**Required work**
Repeat the records below exactly, leaving out any pictures.

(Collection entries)
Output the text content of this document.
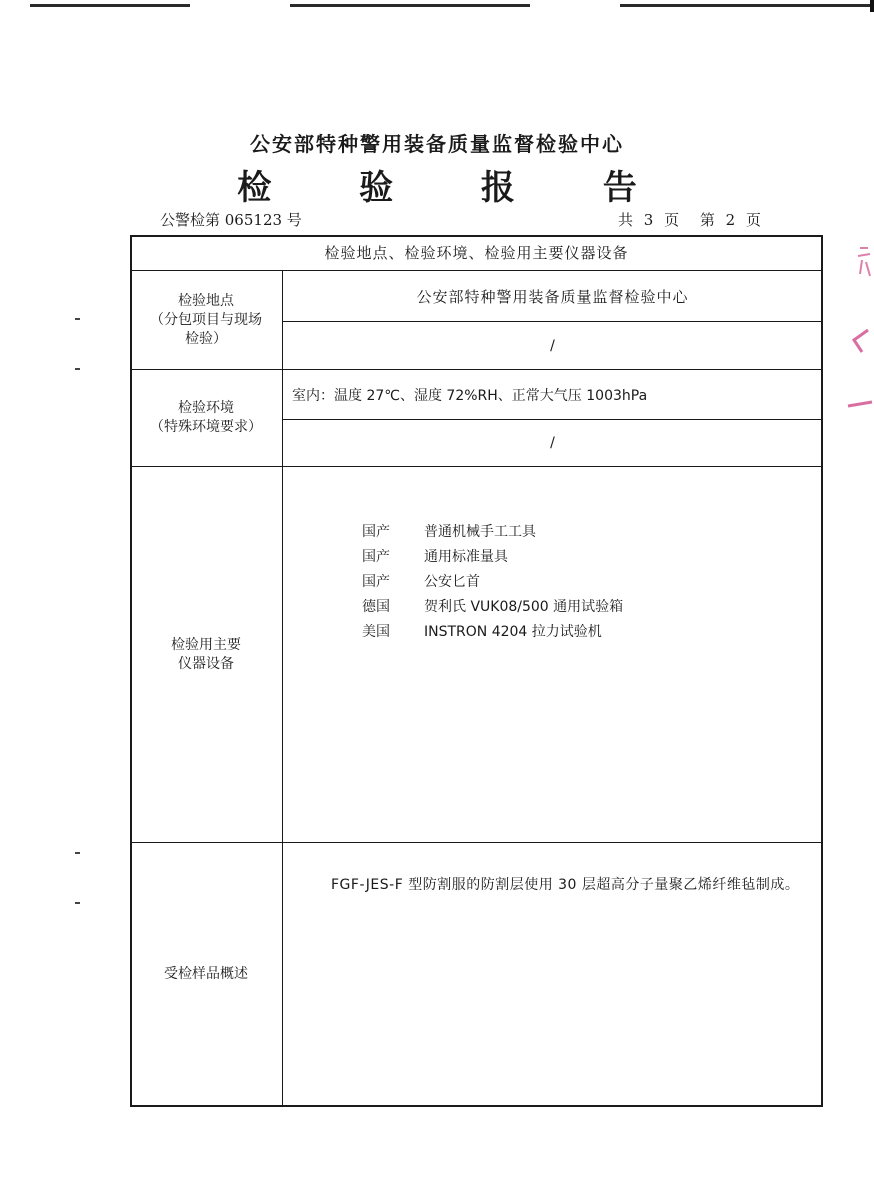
公安部特种警用装备质量监督检验中心
检 验 报 告
公警检第 065123 号	共 3 页 第 2 页
检验地点、检验环境、检验用主要仪器设备
检验地点
（分包项目与现场
检验）
公安部特种警用装备质量监督检验中心
/
检验环境
（特殊环境要求）
室内：温度 27℃、湿度 72%RH、正常大气压 1003hPa
/
检验用主要
仪器设备
国产 普通机械手工工具
国产 通用标准量具
国产 公安匕首
德国 贺利氏 VUK08/500 通用试验箱
美国 INSTRON 4204 拉力试验机
受检样品概述
FGF-JES-F 型防割服的防割层使用 30 层超高分子量聚乙烯纤维毡制成。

**Completed task**
Output the text content of this document.
公安部特种警用装备质量监督检验中心
检 验 报 告
公警检第 065123 号	共 3 页 第 2 页
检验地点、检验环境、检验用主要仪器设备
检验地点
（分包项目与现场
检验）
公安部特种警用装备质量监督检验中心
/
检验环境
（特殊环境要求）
室内：温度 27℃、湿度 72%RH、正常大气压 1003hPa
/
检验用主要
仪器设备
国产 普通机械手工工具
国产 通用标准量具
国产 公安匕首
德国 贺利氏 VUK08/500 通用试验箱
美国 INSTRON 4204 拉力试验机
受检样品概述
FGF-JES-F 型防割服的防割层使用 30 层超高分子量聚乙烯纤维毡制成。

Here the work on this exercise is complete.